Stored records
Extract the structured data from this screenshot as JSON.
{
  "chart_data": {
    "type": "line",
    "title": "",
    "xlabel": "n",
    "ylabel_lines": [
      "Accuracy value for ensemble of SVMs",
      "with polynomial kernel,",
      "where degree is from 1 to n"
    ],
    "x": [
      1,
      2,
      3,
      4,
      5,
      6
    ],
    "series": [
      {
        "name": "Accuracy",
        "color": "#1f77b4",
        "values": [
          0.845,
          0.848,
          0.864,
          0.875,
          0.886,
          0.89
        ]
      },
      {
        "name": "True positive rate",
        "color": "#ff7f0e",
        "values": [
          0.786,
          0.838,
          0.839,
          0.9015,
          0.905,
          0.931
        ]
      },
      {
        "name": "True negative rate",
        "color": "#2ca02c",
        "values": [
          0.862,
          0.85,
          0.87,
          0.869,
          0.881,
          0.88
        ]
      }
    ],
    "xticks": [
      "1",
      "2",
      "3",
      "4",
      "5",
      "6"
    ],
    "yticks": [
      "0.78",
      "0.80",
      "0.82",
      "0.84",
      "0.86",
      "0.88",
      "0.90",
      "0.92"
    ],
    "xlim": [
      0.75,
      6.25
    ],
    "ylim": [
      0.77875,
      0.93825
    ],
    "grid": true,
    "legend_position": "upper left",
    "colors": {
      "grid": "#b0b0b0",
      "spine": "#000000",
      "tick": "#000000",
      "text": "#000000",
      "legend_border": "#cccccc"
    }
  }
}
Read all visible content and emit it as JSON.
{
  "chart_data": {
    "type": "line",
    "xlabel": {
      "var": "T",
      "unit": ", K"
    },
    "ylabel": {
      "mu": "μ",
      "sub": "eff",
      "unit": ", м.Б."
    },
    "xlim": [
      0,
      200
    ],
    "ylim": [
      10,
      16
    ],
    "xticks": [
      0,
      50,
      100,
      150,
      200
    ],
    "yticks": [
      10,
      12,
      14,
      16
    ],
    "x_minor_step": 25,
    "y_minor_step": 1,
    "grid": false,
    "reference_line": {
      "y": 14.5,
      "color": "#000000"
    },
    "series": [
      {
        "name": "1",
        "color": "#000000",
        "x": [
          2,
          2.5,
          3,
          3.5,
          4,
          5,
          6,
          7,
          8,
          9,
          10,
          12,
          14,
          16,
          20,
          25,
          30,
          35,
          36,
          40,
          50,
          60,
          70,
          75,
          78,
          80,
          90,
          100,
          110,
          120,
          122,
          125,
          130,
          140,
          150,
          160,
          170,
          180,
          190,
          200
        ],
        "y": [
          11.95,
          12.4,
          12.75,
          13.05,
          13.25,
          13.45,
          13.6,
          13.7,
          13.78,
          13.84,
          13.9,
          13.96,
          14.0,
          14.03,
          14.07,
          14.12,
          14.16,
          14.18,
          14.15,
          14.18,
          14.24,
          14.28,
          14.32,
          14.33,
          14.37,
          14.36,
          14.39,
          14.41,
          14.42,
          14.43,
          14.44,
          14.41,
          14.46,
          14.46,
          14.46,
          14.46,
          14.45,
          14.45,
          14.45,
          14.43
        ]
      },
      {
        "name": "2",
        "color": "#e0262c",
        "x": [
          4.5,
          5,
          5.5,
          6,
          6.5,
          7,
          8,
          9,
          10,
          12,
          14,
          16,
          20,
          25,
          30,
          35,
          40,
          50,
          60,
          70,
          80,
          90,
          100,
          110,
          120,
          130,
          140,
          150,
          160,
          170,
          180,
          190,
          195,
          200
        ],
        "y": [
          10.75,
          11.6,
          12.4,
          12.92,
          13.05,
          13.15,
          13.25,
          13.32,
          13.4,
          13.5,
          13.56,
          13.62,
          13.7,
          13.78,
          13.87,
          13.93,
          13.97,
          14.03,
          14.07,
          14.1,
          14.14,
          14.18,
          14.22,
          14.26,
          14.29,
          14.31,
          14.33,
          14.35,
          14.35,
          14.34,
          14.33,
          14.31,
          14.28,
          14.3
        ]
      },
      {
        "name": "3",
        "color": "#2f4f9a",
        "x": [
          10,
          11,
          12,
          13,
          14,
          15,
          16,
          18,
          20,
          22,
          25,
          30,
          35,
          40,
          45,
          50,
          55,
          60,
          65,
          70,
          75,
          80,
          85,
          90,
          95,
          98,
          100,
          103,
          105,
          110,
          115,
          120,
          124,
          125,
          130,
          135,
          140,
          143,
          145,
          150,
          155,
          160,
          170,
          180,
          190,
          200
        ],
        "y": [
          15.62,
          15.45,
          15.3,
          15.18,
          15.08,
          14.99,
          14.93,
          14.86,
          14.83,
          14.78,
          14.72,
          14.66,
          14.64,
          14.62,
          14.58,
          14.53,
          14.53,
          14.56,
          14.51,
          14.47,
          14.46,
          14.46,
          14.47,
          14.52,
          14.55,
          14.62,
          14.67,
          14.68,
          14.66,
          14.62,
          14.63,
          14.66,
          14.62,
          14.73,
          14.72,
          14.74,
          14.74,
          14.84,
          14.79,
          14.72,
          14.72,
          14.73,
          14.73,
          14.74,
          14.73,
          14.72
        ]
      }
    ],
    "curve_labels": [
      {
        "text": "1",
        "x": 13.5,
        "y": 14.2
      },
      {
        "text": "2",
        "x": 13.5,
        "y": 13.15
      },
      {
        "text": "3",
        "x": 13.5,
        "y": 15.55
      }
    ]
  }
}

Task prompt: Scan the material line by line and report each one that contains "name".

Solution to the problem:
        "name": "Accuracy",
        "name": "True positive rate",
        "name": "True negative rate",
        "name": "1",
        "name": "2",
        "name": "3",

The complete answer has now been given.